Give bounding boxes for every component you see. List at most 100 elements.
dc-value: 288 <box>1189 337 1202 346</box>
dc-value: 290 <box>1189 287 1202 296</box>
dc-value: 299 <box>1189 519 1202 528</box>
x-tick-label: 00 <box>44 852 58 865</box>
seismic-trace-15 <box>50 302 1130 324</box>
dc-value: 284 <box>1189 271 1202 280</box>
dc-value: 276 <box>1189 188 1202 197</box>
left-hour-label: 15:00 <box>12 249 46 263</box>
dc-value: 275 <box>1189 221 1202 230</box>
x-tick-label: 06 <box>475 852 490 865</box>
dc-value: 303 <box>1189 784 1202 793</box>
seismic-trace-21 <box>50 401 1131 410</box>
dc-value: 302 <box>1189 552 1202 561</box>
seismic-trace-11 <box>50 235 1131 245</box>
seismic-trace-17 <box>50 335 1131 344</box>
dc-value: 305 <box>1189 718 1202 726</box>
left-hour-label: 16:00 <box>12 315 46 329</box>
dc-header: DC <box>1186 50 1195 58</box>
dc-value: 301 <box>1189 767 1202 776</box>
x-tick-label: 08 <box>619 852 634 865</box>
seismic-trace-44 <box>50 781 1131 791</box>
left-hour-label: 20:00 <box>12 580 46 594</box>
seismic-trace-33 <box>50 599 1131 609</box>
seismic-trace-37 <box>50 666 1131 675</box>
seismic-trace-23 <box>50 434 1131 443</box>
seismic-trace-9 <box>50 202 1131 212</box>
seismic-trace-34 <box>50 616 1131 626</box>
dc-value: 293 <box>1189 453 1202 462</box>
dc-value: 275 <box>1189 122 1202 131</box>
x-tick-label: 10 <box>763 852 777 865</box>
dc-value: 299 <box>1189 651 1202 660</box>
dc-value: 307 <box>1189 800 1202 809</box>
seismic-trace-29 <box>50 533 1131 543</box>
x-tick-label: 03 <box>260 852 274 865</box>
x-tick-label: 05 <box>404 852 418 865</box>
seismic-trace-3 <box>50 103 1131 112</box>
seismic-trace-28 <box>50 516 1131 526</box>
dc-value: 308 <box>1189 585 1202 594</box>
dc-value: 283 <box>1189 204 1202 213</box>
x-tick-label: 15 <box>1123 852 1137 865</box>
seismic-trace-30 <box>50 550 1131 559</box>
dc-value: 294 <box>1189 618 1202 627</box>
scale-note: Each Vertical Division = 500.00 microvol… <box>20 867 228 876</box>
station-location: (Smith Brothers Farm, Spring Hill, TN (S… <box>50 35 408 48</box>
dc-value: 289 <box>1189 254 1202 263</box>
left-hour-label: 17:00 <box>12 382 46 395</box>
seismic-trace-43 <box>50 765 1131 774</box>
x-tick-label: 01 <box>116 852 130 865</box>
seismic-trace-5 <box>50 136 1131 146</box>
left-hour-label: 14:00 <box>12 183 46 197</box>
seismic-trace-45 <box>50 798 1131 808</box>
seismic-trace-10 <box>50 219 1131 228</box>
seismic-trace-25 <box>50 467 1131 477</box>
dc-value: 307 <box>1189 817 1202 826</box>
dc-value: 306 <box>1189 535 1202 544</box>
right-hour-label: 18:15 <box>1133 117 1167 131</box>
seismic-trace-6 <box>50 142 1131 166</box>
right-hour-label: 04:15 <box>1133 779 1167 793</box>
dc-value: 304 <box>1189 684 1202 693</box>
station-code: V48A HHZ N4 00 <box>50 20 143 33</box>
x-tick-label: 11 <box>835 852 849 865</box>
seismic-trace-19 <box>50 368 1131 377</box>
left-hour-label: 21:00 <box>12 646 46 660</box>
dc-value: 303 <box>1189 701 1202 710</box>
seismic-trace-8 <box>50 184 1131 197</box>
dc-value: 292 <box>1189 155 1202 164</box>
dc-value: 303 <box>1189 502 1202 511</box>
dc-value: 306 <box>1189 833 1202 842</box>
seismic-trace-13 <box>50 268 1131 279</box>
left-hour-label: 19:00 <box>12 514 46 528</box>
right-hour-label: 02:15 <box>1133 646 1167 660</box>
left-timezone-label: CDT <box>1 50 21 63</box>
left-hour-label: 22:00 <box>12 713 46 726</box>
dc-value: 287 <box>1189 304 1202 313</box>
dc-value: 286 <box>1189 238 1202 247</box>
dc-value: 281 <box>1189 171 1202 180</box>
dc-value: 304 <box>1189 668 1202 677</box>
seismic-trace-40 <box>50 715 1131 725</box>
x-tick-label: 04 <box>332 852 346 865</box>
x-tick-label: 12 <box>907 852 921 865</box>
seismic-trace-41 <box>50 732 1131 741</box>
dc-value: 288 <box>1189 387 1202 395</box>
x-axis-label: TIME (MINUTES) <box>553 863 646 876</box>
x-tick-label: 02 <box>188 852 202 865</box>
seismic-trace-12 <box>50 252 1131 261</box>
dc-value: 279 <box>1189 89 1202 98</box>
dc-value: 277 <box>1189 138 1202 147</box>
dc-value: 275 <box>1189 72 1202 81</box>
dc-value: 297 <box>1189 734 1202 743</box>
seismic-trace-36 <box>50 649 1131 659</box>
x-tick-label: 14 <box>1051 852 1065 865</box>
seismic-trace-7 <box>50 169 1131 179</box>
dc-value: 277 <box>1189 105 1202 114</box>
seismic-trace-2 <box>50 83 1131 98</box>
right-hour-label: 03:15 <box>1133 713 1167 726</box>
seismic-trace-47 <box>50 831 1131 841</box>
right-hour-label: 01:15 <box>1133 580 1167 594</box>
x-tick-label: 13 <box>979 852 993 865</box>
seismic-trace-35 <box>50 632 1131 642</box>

DO THIS »
Quote the data above verbatim, from its first line through the line that contains "x-tick-label: 08 <box>619 852 634 865</box>", including both ends.

EXERCISE OUTPUT »
Give bounding boxes for every component you see. List at most 100 elements.
dc-value: 288 <box>1189 337 1202 346</box>
dc-value: 290 <box>1189 287 1202 296</box>
dc-value: 299 <box>1189 519 1202 528</box>
x-tick-label: 00 <box>44 852 58 865</box>
seismic-trace-15 <box>50 302 1130 324</box>
dc-value: 284 <box>1189 271 1202 280</box>
dc-value: 276 <box>1189 188 1202 197</box>
left-hour-label: 15:00 <box>12 249 46 263</box>
dc-value: 275 <box>1189 221 1202 230</box>
x-tick-label: 06 <box>475 852 490 865</box>
dc-value: 303 <box>1189 784 1202 793</box>
seismic-trace-21 <box>50 401 1131 410</box>
dc-value: 302 <box>1189 552 1202 561</box>
seismic-trace-11 <box>50 235 1131 245</box>
seismic-trace-17 <box>50 335 1131 344</box>
dc-value: 305 <box>1189 718 1202 726</box>
left-hour-label: 16:00 <box>12 315 46 329</box>
dc-header: DC <box>1186 50 1195 58</box>
dc-value: 301 <box>1189 767 1202 776</box>
x-tick-label: 08 <box>619 852 634 865</box>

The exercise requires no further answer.